Material supplied
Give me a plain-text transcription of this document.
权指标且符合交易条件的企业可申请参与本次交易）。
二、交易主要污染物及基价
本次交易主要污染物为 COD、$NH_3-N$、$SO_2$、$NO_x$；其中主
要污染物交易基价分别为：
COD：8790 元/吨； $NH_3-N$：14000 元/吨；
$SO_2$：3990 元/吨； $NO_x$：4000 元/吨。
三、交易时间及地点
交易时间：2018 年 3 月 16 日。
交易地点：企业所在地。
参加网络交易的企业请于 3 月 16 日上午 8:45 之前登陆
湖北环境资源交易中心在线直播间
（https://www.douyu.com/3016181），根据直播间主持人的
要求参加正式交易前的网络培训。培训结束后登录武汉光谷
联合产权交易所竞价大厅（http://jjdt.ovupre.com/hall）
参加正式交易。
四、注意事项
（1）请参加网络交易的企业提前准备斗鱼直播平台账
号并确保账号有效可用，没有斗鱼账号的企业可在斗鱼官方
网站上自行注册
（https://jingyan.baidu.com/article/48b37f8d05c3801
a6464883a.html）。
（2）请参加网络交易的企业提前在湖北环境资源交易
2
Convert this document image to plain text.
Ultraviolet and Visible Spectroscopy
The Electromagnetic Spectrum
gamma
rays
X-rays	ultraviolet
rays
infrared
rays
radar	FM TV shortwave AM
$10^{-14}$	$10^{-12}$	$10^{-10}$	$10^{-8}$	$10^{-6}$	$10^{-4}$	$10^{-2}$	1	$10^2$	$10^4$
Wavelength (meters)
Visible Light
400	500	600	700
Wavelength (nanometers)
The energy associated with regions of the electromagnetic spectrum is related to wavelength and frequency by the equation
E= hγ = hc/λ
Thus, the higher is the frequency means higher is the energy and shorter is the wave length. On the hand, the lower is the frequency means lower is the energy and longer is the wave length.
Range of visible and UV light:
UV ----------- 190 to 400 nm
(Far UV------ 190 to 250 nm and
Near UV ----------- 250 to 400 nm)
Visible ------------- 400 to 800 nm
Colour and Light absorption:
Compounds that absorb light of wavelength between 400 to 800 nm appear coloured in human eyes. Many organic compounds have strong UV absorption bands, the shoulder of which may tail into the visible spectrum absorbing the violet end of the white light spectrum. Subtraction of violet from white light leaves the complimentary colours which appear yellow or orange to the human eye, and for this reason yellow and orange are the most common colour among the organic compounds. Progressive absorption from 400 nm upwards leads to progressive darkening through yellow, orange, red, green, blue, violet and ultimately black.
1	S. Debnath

Direction
Where a line holds the string "frequency", copy that line.

Full solution
The energy associated with regions of the electromagnetic spectrum is related to wavelength and frequency by the equation
Thus, the higher is the frequency means higher is the energy and shorter is the wave length. On the hand, the lower is the frequency means lower is the energy and longer is the wave length.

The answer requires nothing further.